→ **Task instructions**
Lines containing the word "活动字段" are the ones to copy from the records below.

=== Extracted information ===

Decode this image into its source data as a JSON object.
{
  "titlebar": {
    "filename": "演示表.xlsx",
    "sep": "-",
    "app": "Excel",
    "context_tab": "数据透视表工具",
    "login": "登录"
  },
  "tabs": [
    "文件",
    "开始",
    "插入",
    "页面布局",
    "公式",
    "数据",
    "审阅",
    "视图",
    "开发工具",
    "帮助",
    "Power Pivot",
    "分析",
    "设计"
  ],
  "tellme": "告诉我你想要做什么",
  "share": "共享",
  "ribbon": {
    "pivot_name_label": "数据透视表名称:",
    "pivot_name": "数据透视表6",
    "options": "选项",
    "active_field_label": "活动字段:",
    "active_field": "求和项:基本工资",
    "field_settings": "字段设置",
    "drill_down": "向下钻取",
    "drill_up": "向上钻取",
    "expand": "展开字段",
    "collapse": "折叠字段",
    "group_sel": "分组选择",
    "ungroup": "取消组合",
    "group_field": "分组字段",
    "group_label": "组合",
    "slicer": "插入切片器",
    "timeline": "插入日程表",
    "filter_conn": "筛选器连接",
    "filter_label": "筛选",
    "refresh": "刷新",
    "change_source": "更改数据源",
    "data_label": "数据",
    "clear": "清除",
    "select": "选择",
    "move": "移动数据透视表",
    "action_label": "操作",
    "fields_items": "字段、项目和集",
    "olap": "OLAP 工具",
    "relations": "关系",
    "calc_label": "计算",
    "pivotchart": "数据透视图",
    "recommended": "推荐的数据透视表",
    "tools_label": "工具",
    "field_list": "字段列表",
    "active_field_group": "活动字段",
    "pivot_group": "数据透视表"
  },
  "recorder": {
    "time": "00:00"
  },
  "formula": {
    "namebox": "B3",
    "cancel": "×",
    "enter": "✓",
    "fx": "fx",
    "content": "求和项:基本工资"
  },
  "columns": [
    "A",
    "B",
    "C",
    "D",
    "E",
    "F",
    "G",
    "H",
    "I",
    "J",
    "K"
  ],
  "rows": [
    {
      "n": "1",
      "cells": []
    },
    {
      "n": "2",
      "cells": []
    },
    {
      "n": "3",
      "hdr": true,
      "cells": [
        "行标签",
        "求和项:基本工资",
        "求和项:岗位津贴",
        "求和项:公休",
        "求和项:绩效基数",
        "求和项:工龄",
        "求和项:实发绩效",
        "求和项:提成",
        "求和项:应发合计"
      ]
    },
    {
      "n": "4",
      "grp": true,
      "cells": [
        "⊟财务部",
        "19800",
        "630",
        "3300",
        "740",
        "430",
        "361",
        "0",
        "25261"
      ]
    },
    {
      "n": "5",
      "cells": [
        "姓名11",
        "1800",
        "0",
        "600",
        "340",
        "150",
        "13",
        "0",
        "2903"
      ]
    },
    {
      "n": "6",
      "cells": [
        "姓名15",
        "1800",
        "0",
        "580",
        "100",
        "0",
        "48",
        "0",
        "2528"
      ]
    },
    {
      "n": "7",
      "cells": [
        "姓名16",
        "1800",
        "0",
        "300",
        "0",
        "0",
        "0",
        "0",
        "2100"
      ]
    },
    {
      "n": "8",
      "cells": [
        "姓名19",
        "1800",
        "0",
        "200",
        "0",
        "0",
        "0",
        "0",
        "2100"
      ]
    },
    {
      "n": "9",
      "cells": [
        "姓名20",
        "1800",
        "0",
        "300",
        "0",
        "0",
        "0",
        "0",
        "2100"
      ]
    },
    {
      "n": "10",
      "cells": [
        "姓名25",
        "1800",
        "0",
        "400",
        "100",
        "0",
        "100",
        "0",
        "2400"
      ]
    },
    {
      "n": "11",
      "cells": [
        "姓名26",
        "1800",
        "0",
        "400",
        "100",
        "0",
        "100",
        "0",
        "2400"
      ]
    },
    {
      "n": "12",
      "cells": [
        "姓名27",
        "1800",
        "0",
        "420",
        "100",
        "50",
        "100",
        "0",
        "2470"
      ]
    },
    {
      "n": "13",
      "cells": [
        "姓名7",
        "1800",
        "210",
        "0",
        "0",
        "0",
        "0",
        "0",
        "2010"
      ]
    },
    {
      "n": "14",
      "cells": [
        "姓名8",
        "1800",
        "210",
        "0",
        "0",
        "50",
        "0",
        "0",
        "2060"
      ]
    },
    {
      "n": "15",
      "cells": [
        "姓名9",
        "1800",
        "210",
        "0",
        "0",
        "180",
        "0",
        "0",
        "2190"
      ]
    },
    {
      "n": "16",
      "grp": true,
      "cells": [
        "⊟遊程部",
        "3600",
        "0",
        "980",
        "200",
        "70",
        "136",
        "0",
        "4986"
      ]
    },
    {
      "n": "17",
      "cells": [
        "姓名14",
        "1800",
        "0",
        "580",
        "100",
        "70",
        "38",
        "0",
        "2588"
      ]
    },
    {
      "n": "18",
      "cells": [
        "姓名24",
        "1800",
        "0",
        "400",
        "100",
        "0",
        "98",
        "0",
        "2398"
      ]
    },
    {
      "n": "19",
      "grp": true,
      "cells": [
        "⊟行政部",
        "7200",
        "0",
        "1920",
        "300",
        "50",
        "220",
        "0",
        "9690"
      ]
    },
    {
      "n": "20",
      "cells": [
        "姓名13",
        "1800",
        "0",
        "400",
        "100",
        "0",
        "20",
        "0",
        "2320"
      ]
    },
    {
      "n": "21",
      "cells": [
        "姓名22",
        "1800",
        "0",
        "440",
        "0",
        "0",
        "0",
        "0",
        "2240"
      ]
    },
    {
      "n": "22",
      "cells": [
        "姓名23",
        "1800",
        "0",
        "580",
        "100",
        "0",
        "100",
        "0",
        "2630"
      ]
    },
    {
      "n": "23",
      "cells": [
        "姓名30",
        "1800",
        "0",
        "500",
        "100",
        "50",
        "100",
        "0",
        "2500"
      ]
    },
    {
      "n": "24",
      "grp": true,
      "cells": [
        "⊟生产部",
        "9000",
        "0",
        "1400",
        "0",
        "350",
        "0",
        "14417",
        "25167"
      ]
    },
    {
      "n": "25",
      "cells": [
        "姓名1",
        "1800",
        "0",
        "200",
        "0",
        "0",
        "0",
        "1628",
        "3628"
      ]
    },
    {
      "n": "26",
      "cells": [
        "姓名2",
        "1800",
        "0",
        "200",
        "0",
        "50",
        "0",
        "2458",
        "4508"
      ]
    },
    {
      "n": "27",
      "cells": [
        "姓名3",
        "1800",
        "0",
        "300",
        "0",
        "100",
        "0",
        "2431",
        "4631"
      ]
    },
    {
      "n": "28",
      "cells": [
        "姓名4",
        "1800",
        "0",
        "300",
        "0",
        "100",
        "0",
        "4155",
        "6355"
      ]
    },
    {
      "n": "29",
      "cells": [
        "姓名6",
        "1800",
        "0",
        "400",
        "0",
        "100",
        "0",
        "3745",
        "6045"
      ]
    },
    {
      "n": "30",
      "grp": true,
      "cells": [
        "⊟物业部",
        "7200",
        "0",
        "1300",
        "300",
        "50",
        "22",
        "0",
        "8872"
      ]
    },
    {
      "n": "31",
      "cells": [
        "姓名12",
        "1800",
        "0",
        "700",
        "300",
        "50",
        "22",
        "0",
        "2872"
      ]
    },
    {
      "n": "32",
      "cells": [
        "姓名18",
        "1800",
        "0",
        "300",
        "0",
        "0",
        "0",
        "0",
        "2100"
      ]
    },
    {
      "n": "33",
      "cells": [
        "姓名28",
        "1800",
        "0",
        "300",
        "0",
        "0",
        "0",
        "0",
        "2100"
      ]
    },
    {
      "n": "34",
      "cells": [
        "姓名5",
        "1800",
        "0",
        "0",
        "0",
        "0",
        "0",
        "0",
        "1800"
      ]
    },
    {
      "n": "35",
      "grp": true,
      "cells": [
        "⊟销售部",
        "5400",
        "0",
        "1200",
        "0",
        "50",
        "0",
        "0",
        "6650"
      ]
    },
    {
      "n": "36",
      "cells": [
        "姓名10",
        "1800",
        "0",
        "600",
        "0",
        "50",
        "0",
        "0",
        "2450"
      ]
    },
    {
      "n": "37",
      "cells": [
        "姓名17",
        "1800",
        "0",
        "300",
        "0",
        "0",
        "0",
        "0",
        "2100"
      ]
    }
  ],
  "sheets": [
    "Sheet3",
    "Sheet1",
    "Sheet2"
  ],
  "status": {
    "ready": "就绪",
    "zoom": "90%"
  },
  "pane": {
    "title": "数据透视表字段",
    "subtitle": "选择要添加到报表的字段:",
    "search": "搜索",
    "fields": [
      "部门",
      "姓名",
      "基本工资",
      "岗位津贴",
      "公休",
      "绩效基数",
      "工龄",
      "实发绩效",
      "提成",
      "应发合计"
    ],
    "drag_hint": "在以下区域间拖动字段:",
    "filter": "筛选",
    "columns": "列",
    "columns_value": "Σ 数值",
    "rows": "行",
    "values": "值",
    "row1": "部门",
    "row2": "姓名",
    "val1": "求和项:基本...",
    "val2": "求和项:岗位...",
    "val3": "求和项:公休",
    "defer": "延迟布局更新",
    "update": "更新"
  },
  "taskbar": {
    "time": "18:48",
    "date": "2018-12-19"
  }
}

===

→ **Task output**
    "active_field_label": "活动字段:",
    "active_field_group": "活动字段",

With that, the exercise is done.